**Alıştırma yönergesi:**
Lütfen aşağıdaki (a), (b) ve (c) ifadelerinin ticari defterlere ilişkin metinle örtüşüp örtüşmediğini belirtin. Her ifade için evet ya da hayır deyip metinden belirleyici sözleri aynen alıntılayın.
(a) Mahkeme, ticari defterlerin ibrazına yalnızca taraflardan birinin talebi üzerine karar verebilir.
(b) Açılış veya kapanış onayları bulunmayan ve kayıtları birbirini doğrulamayan ticari defter kayıtları, sahibinin aleyhine delil olur.
(c) Aktarılan Yargıtay ilamına göre, karşı tarafın ticari defterlerine dayanılmamışsa bu defterlerin incelenmesi gerekmez.

**Seçki:**
========================

Ticari defterle ilgili olarak; 6100 sayılı Hukuk Muhakemeleri Kanunu (HMK) hükümlerine göre: Mahkeme, ticari davalarda tarafların ticari defterlerinin ibrazına kendiliğinden veya taraflardan birinin talebi üzerine karar verebilir (HMK 222/1). Ticari defterlerin, ticari davalarda delil olarak kabul edilebilmesi için, kanuna göre eksiksiz ve usulüne uygun olarak tutulmuş, açılış ve kapanış onayları yaptırılmış ve defter kayıtlarının birbirini doğrulamış olması şarttır (HMK 222/2).Bu şartlara uygun olarak tutulan ticari defter kayıtlarının sahibi ve halefleri lehine delil olarak kabul edilebilmesi için, diğer tarafın aynı şartlara uygun olarak tutulmuş ticari defterlerindeki kayıtların bunlara aykırı olmaması ve defter kayıtlarının aksinin senet veya diğer kesin delillerle ispatlanmamış olması gerektiği ise üçüncü fıkrada düzenlenmiştir. Açılış veya kapanış onayları bulunmayan ve içerdiği kayıtlar birbirini doğrulamayan ticari defter kayıtları, sahibi aleyhine delil olur (HMK 222/4). Nitekim Yargıtay … Hukuk Dairesi Esas No : …, Karar No :… sayılı ilamında ” Bir taraf kendi defterlerine delil olarak dayanmış ise karşı tarafın ticari defterlerine dayanılmamış olsa da karşı taraf defterlerinin incelenmesi zorunludur. Çünkü tarafın ticari defterleri yasada belirtildiği üzere karşı tarafın ticari defterleri ile uyumlu olduğu takdirde lehine delil olabilecektir. Karşı taraf defterleri incelenmediği takdirde dayanan tarafın kendi defterindeki kayıtların lehe delil olması mümkün değildir. Davacının da bu durumu bilerek ticari defterlere delil olarak dayandığı ve karşı tarafın ticari defterlerinin de incelenmesini istediği kabul edilmelidir.” görüşüne yer verilmiştir.

========================

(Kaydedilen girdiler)
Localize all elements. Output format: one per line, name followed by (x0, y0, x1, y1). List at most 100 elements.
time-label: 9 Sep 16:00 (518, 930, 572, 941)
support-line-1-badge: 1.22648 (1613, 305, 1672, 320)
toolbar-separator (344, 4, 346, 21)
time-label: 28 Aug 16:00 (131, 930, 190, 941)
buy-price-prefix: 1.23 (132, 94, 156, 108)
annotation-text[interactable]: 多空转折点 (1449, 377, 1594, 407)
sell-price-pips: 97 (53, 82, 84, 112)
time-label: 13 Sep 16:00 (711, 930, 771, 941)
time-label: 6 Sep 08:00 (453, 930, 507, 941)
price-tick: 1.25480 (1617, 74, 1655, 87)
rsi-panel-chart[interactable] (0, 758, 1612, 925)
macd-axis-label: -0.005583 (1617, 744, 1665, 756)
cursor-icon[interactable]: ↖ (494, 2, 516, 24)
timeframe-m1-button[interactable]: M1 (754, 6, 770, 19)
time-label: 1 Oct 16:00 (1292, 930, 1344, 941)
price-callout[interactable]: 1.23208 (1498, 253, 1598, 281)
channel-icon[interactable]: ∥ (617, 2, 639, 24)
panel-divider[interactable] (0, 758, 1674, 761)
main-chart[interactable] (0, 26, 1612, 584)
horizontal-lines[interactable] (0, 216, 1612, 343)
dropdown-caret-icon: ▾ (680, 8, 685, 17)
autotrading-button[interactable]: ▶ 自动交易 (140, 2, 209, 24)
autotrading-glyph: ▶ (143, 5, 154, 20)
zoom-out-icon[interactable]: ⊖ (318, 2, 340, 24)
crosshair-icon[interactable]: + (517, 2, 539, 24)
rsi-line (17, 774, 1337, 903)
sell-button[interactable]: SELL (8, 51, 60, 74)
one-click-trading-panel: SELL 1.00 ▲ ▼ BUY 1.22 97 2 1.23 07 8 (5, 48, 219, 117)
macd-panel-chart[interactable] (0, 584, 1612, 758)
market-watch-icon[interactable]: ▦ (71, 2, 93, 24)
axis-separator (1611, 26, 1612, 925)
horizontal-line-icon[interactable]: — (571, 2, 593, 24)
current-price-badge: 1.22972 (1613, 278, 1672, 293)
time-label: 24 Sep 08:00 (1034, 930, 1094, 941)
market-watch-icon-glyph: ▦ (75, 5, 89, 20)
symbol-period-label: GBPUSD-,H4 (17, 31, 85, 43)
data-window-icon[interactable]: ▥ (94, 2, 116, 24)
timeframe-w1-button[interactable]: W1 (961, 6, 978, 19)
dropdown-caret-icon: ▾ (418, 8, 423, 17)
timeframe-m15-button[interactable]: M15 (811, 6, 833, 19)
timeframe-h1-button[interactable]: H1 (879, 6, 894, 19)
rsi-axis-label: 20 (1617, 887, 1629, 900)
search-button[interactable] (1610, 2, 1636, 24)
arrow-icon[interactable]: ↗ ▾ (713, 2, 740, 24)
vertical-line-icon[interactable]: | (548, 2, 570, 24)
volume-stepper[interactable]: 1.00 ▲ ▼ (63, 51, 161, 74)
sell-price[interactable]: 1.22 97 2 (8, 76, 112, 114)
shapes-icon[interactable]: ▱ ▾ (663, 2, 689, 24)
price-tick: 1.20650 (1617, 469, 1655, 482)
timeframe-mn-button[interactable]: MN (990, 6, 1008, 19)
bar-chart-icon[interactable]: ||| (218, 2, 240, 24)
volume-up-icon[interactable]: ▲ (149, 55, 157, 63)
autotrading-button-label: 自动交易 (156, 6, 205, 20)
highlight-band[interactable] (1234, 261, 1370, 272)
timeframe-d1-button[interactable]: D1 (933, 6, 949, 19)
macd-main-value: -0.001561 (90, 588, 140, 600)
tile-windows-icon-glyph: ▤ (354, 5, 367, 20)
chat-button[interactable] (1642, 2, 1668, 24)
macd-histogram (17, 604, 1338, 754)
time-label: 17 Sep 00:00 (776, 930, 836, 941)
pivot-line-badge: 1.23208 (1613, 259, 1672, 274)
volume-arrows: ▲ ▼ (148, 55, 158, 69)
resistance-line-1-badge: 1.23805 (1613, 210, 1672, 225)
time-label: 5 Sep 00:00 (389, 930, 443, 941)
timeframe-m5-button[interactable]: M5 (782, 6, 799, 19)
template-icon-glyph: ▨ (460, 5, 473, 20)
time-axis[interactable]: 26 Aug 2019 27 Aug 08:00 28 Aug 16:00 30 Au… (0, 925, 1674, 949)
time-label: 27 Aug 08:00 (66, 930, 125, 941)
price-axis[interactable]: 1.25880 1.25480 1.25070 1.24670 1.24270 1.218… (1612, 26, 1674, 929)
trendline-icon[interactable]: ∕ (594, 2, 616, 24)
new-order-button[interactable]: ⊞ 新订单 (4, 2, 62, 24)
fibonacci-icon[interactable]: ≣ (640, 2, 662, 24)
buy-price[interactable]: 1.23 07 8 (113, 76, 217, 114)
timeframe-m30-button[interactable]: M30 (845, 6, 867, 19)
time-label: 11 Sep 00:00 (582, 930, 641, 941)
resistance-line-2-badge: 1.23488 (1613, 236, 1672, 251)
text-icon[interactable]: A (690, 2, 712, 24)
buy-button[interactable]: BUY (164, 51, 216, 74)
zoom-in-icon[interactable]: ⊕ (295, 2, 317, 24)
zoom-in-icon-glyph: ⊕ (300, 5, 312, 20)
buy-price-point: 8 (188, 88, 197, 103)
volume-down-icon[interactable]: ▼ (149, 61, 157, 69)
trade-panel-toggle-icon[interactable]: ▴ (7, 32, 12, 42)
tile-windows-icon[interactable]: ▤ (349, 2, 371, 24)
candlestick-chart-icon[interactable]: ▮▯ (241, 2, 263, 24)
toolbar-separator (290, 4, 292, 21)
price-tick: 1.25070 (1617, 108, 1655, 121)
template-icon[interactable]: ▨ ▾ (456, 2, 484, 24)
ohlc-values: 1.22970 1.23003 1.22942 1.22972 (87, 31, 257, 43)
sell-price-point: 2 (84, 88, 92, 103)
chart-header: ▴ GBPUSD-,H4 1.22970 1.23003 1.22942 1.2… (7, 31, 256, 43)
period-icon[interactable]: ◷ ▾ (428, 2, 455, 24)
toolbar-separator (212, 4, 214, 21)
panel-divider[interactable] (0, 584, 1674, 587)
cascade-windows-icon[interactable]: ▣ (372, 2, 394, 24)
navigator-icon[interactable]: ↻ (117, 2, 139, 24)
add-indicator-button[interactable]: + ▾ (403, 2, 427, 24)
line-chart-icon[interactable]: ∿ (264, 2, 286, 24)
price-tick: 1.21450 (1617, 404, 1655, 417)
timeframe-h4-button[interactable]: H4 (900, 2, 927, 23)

========================

**Tamamlanan görev:**
(a) Hayır: “Mahkeme, ticari davalarda tarafların ticari defterlerinin ibrazına kendiliğinden veya taraflardan birinin talebi üzerine karar verebilir”
(b) Evet: “Açılış veya kapanış onayları bulunmayan ve içerdiği kayıtlar birbirini doğrulamayan ticari defter kayıtları, sahibi aleyhine delil olur”
(c) Hayır: “karşı tarafın ticari defterlerine dayanılmamış olsa da karşı taraf defterlerinin incelenmesi zorunludur”